=== Task brief ===
Write out every entry, unchanged. Skip any picture.
** Begin **
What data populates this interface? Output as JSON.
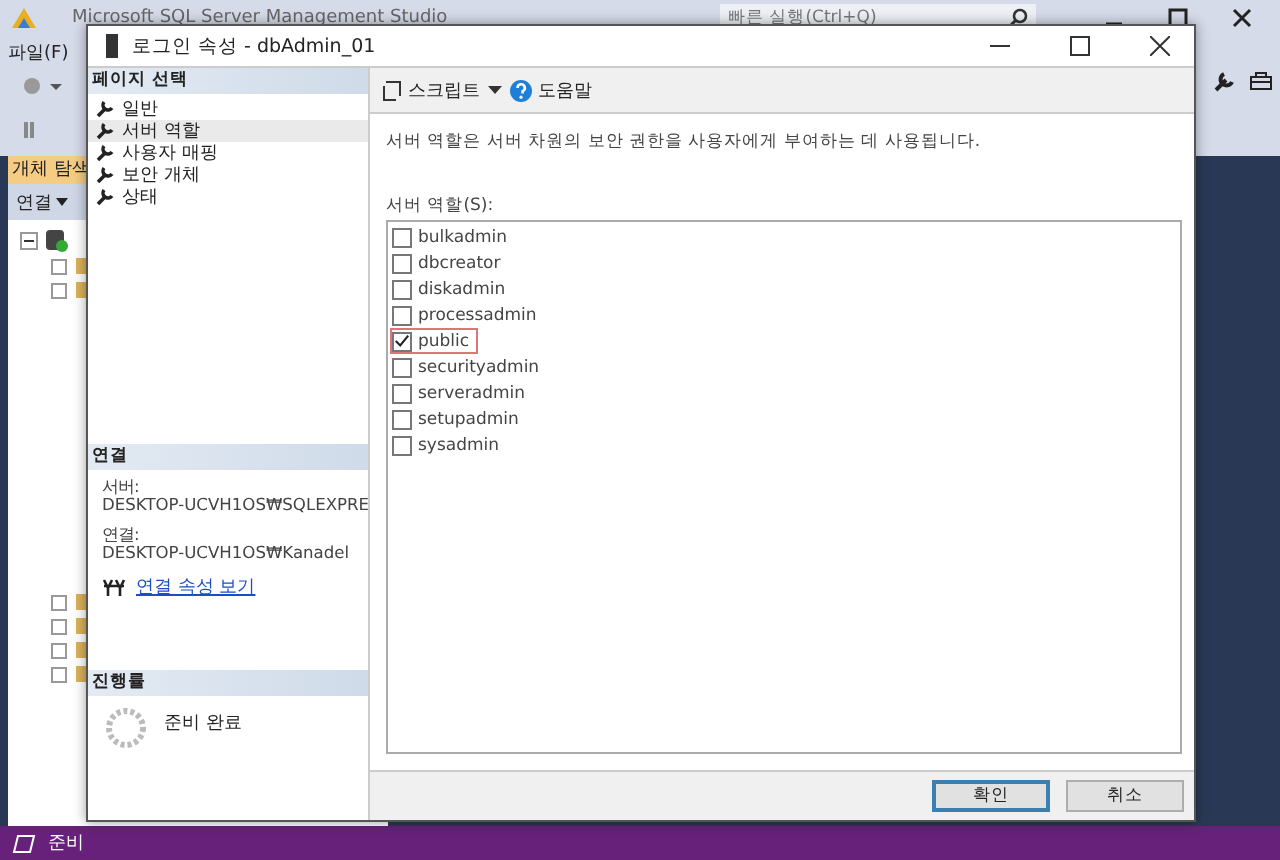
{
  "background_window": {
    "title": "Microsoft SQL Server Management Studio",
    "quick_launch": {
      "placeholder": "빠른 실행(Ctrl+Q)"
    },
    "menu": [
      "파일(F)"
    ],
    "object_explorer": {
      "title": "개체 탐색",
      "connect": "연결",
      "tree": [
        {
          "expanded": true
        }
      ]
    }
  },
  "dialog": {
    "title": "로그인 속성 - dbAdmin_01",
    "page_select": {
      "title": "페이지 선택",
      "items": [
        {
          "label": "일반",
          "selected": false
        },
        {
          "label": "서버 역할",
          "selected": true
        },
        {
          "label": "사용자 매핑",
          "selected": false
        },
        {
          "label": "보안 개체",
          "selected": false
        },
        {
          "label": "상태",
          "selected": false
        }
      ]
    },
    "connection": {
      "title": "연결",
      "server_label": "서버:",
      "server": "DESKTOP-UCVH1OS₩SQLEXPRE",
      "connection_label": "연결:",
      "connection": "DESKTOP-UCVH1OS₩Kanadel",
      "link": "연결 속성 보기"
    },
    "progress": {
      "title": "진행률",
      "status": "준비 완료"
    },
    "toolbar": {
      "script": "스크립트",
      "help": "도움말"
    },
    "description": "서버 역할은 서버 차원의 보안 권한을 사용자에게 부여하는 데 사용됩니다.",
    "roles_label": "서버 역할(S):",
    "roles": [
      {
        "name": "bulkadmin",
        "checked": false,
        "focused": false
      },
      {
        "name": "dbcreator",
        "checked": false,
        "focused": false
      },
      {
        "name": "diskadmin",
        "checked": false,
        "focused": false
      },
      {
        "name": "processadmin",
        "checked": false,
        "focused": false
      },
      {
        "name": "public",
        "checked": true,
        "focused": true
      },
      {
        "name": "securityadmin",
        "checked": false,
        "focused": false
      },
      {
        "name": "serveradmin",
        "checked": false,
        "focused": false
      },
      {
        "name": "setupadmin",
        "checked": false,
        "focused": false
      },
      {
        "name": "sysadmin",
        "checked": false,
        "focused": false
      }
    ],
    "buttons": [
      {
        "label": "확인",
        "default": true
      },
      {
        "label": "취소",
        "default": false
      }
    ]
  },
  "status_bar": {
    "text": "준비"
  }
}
** End **
=== Output of the task ===
What data populates this interface? Output as JSON.
{
  "background_window": {
    "title": "Microsoft SQL Server Management Studio",
    "quick_launch": {
      "placeholder": "빠른 실행(Ctrl+Q)"
    },
    "menu": [
      "파일(F)"
    ],
    "object_explorer": {
      "title": "개체 탐색",
      "connect": "연결",
      "tree": [
        {
          "expanded": true
        }
      ]
    }
  },
  "dialog": {
    "title": "로그인 속성 - dbAdmin_01",
    "page_select": {
      "title": "페이지 선택",
      "items": [
        {
          "label": "일반",
          "selected": false
        },
        {
          "label": "서버 역할",
          "selected": true
        },
        {
          "label": "사용자 매핑",
          "selected": false
        },
        {
          "label": "보안 개체",
          "selected": false
        },
        {
          "label": "상태",
          "selected": false
        }
      ]
    },
    "connection": {
      "title": "연결",
      "server_label": "서버:",
      "server": "DESKTOP-UCVH1OS₩SQLEXPRE",
      "connection_label": "연결:",
      "connection": "DESKTOP-UCVH1OS₩Kanadel",
      "link": "연결 속성 보기"
    },
    "progress": {
      "title": "진행률",
      "status": "준비 완료"
    },
    "toolbar": {
      "script": "스크립트",
      "help": "도움말"
    },
    "description": "서버 역할은 서버 차원의 보안 권한을 사용자에게 부여하는 데 사용됩니다.",
    "roles_label": "서버 역할(S):",
    "roles": [
      {
        "name": "bulkadmin",
        "checked": false,
        "focused": false
      },
      {
        "name": "dbcreator",
        "checked": false,
        "focused": false
      },
      {
        "name": "diskadmin",
        "checked": false,
        "focused": false
      },
      {
        "name": "processadmin",
        "checked": false,
        "focused": false
      },
      {
        "name": "public",
        "checked": true,
        "focused": true
      },
      {
        "name": "securityadmin",
        "checked": false,
        "focused": false
      },
      {
        "name": "serveradmin",
        "checked": false,
        "focused": false
      },
      {
        "name": "setupadmin",
        "checked": false,
        "focused": false
      },
      {
        "name": "sysadmin",
        "checked": false,
        "focused": false
      }
    ],
    "buttons": [
      {
        "label": "확인",
        "default": true
      },
      {
        "label": "취소",
        "default": false
      }
    ]
  },
  "status_bar": {
    "text": "준비"
  }
}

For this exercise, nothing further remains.